**List of tasks**
• a. In the book description, what year did Elias Ball arrive in Charleston, South Carolina?
• b. Transcribe the part of the book description that begins with the words "Slaves in the Family is" and ends with "to force emancipation.".

**Exercise passage**
****************************************

SLAVES IN THE FAMILY
(Farrar, Straus and Giroux, 1998)
Slaves in the Family is about one person’s investigation of his family’s slavesholding past, and about his search for and meetings with descendants of the people his ancestors once enslaved.
In 1698, Elias Ball, a twenty-two-year-old peasant from Devonshire, England, arrived in Charleston, South Carolina to take possession of his inheritance, part of a plantation called Comingtee and approximately twenty-five slaves. Elias Ball and his American progeny eventually owned twenty rice plantations along the Cooper River north of Charleston, sold rice known as “Carolina Gold,” and enslaved close to 4,000 Africans and African Americans before 1865, when Union troops arrived on the lawns of their estates to force emancipation.
Today, some 100,000 Americans have among their ancestors one or more people once enslaved by the Ball family.
In Slaves in the Family, Edward Ball, a descendant of Elias Ball, has written a nonfiction American saga. Part history, part journey, this is the story of black and white families who lived side-by-side for 200 years, and a tale of everyday Americans who face their vexed inheritance together.
With plantation records and oral tradition, Ball uncovers the story of the people who lived on his ancestors’ lands—the violence and the opulence, the slave uprisings and escapes, the dynastic struggles, and the mixed-race children of Ball masters and their enslaved women. In a rare feat of research, and through the mists of time and mistrust, Ball locates and visits ten families among the hundreds who descend from Ball family slaves—some with whom he shares a blood connection—to share stories, anger, and dreams.
Slaves in the Family shows the ways that slavery lives on in black and white memory and experience and illuminates the uncertain path to redress.
Slaves in the Family
“Remarkable…an extraordinary achievement [with] much to learn from.”
—Drew Gilpin Faust, New York Times Book Review
“Laudable…admirable…deft…immensely valuable…fascinating and important.”
—Annette Gordon-Reed, Washington Times
“A landmark book [with] spellbinding stories… Everyone should read and learn from this luminous book.”
—San Francisco Chronicle
“Sensitive and formidable… the historical sections rivet a reader.” —Newsday
“A triptych—family history, American history, and investigative journalism… The lyricism of the reflective prose acts like a silver through-line.”

****************************************

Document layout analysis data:

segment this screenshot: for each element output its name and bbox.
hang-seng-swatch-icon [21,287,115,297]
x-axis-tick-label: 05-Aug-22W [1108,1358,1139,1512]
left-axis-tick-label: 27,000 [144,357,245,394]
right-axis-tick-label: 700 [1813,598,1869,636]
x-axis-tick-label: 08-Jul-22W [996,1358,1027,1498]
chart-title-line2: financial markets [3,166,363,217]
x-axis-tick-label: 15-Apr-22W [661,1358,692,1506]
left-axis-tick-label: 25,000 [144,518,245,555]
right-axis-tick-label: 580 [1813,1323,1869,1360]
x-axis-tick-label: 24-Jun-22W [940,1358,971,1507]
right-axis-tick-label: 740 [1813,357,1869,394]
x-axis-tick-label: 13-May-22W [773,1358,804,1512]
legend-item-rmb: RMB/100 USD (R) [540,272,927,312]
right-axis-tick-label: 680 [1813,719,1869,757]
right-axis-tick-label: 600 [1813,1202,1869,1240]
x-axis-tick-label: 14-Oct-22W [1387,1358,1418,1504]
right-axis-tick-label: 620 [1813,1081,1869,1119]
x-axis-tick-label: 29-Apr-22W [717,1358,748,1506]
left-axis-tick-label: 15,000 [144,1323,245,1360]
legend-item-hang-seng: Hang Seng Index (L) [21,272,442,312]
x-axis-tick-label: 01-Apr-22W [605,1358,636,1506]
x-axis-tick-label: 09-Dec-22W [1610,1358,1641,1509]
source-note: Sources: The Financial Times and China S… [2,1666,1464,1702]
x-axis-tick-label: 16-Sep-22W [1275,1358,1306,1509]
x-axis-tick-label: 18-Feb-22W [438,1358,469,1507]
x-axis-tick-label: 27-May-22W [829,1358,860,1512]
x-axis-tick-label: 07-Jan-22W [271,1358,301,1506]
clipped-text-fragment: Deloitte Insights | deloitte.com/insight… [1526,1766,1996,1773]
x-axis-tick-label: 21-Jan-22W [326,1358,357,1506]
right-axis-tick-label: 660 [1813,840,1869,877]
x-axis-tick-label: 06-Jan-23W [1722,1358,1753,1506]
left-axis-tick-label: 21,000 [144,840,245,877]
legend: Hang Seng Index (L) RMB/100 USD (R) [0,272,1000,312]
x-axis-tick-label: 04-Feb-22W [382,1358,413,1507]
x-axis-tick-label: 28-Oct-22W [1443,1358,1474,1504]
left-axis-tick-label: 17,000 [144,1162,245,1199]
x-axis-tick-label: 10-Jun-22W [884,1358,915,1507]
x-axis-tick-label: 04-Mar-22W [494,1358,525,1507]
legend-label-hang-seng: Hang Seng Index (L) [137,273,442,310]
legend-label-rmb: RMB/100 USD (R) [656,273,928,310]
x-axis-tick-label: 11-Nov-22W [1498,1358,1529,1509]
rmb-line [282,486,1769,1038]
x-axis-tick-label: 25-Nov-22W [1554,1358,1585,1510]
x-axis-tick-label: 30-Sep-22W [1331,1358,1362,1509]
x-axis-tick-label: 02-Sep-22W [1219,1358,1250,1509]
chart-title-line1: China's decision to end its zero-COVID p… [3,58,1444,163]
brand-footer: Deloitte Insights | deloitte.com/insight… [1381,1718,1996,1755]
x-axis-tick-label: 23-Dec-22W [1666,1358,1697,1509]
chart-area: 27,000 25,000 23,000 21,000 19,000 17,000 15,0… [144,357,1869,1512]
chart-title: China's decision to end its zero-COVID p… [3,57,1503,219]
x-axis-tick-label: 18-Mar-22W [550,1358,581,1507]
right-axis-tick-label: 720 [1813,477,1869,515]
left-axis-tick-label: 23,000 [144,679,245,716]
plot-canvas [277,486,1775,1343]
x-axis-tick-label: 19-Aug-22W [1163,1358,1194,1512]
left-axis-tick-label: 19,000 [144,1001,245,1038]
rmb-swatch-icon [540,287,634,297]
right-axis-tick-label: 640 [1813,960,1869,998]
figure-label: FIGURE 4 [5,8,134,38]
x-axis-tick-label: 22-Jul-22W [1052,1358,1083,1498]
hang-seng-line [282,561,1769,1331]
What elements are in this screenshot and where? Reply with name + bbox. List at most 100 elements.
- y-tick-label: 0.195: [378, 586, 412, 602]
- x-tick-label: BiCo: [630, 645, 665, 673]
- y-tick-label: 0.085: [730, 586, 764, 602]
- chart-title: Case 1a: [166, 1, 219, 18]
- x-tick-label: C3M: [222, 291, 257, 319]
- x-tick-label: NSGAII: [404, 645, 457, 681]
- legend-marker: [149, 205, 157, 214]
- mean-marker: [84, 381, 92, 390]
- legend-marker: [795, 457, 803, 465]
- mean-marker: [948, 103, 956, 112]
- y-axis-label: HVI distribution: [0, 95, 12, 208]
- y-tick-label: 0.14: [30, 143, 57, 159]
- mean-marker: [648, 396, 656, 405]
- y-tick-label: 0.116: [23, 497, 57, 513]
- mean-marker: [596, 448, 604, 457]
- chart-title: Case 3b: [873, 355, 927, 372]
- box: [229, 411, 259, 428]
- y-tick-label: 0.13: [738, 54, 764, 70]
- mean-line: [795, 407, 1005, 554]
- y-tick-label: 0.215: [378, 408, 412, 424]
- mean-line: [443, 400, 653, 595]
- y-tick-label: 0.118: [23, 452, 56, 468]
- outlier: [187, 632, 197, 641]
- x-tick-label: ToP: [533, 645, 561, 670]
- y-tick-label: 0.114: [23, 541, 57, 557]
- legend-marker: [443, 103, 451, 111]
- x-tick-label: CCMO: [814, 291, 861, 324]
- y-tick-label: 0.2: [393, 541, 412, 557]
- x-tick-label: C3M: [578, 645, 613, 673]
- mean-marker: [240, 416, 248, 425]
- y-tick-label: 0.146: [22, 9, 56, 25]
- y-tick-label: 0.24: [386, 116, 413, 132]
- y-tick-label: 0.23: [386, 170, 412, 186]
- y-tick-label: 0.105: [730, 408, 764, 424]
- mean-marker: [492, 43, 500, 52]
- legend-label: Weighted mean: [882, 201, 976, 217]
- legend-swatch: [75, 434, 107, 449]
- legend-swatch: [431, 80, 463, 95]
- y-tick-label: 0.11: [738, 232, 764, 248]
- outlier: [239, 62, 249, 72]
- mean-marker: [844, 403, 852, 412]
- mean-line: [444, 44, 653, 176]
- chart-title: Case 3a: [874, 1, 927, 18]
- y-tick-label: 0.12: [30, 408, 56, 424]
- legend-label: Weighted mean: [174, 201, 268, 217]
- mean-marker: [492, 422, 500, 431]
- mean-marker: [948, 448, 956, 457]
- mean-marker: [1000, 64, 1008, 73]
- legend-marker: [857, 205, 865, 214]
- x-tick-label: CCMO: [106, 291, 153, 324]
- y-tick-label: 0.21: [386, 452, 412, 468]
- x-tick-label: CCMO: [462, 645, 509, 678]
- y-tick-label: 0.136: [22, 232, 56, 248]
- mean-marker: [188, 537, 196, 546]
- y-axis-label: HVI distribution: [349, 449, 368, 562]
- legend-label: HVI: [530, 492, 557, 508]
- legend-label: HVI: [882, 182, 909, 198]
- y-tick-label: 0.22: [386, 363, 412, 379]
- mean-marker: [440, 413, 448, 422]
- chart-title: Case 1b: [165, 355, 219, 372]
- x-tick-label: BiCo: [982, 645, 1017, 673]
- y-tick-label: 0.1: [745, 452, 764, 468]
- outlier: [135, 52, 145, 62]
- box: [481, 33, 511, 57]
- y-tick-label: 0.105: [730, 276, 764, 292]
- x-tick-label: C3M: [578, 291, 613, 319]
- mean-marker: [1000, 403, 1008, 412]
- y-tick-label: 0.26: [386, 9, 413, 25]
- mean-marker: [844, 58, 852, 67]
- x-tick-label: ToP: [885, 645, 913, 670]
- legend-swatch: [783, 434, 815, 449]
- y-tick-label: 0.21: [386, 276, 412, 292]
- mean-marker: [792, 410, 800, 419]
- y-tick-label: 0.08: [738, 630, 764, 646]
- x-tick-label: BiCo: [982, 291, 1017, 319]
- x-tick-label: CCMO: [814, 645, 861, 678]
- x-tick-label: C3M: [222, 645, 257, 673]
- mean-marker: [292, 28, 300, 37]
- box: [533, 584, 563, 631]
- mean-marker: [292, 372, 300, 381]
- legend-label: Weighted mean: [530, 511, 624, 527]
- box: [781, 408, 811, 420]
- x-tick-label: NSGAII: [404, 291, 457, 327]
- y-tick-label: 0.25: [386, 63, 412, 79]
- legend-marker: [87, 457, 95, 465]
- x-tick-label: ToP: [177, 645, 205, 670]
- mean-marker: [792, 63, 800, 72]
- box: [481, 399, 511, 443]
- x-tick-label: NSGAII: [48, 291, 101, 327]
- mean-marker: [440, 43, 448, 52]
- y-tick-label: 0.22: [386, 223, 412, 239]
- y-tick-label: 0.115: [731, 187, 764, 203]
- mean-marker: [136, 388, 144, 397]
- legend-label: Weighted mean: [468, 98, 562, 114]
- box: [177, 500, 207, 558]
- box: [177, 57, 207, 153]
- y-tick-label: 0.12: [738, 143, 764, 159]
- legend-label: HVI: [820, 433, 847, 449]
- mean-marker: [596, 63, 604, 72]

****************************************

**Response list**
• a. 1698

• b.
Slaves in the Family is about one person’s investigation of his family’s slavesholding past, and about his search for and meetings with descendants of the people his ancestors once enslaved.
In 1698, Elias Ball, a twenty-two-year-old peasant from Devonshire, England, arrived in Charleston, South Carolina to take possession of his inheritance, part of a plantation called Comingtee and approximately twenty-five slaves. Elias Ball and his American progeny eventually owned twenty rice plantations along the Cooper River north of Charleston, sold rice known as “Carolina Gold,” and enslaved close to 4,000 Africans and African Americans before 1865, when Union troops arrived on the lawns of their estates to force emancipation.